# [What to do]
For the copy, please give all of the data again exactly and leave the pictures out.

# [Input records]
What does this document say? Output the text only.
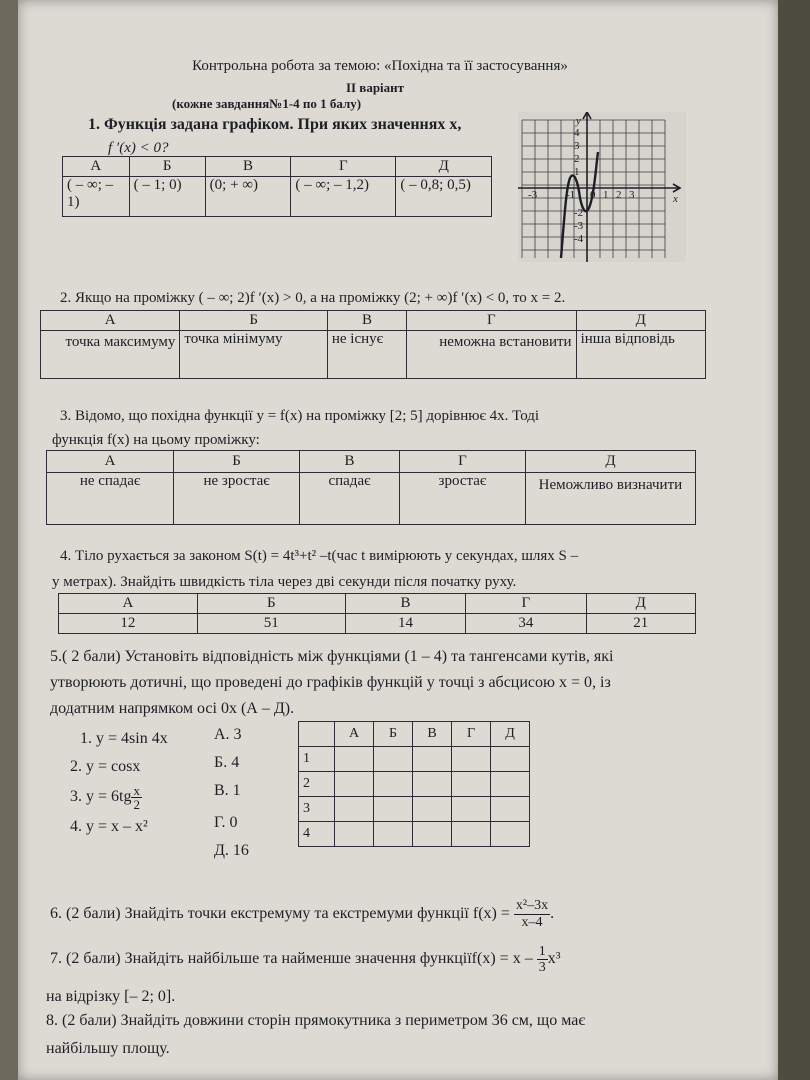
Контрольна робота за темою: «Похідна та її застосування»
ІІ варіант
(кожне завдання№1-4 по 1 балу)
1. Функція задана графіком. При яких значеннях x,
f ′(x) < 0?
А	Б	В	Г	Д
( – ∞; – 1)	( – 1; 0)	(0; + ∞)	( – ∞; – 1,2)	( – 0,8; 0,5)
y
x
4
3
2
1
-2
-3
-4
-3	-1 0 1 2 3
2. Якщо на проміжку ( – ∞; 2)f ′(x) > 0, а на проміжку (2; + ∞)f ′(x) < 0, то x = 2.
А	Б	В	Г	Д
точка максимуму	точка мінімуму	не існує	неможна встановити	інша відповідь
3. Відомо, що похідна функції y = f(x) на проміжку [2; 5] дорівнює 4x. Тоді
функція f(x) на цьому проміжку:
А	Б	В	Г	Д
не спадає	не зростає	спадає	зростає	Неможливо визначити
4. Тіло рухається за законом S(t) = 4t³+t² –t(час t вимірюють у секундах, шлях S –
у метрах). Знайдіть швидкість тіла через дві секунди після початку руху.
А	Б	В	Г	Д
12	51	14	34	21
5.( 2 бали) Установіть відповідність між функціями (1 – 4) та тангенсами кутів, які
утворюють дотичні, що проведені до графіків функцій у точці з абсцисою x = 0, із
додатним напрямком осі 0x (А – Д).
1. y = 4sin 4x
2. y = cosx
3. $y = 6tg \frac{x}{2}$
4. y = x – x²
А. 3
Б. 4
В. 1
Г. 0
Д. 16
	А	Б	В	Г	Д
1					
2					
3					
4					
6. (2 бали) Знайдіть точки екстремуму та екстремуми функції $f(x) = \frac{\text{x²–3x}}{x-4}$ .
7. (2 бали) Знайдіть найбільше та найменше значення функціїf(x) = x – $\frac{1}{3} x^3$
на відрізку [– 2; 0].
8. (2 бали) Знайдіть довжини сторін прямокутника з периметром 36 см, що має
найбільшу площу.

# [Completed exercise]
What does this document say? Output the text only.
Контрольна робота за темою: «Похідна та її застосування»
ІІ варіант
(кожне завдання№1-4 по 1 балу)
1. Функція задана графіком. При яких значеннях x,
f ′(x) < 0?
А	Б	В	Г	Д
( – ∞; – 1)	( – 1; 0)	(0; + ∞)	( – ∞; – 1,2)	( – 0,8; 0,5)
y
x
4
3
2
1
-2
-3
-4
-3	-1 0 1 2 3
2. Якщо на проміжку ( – ∞; 2)f ′(x) > 0, а на проміжку (2; + ∞)f ′(x) < 0, то x = 2.
А	Б	В	Г	Д
точка максимуму	точка мінімуму	не існує	неможна встановити	інша відповідь
3. Відомо, що похідна функції y = f(x) на проміжку [2; 5] дорівнює 4x. Тоді
функція f(x) на цьому проміжку:
А	Б	В	Г	Д
не спадає	не зростає	спадає	зростає	Неможливо визначити
4. Тіло рухається за законом S(t) = 4t³+t² –t(час t вимірюють у секундах, шлях S –
у метрах). Знайдіть швидкість тіла через дві секунди після початку руху.
А	Б	В	Г	Д
12	51	14	34	21
5.( 2 бали) Установіть відповідність між функціями (1 – 4) та тангенсами кутів, які
утворюють дотичні, що проведені до графіків функцій у точці з абсцисою x = 0, із
додатним напрямком осі 0x (А – Д).
1. y = 4sin 4x
2. y = cosx
3. $y = 6tg \frac{x}{2}$
4. y = x – x²
А. 3
Б. 4
В. 1
Г. 0
Д. 16
	А	Б	В	Г	Д
1					
2					
3					
4					
6. (2 бали) Знайдіть точки екстремуму та екстремуми функції $f(x) = \frac{\text{x²–3x}}{x-4}$ .
7. (2 бали) Знайдіть найбільше та найменше значення функціїf(x) = x – $\frac{1}{3} x^3$
на відрізку [– 2; 0].
8. (2 бали) Знайдіть довжини сторін прямокутника з периметром 36 см, що має
найбільшу площу.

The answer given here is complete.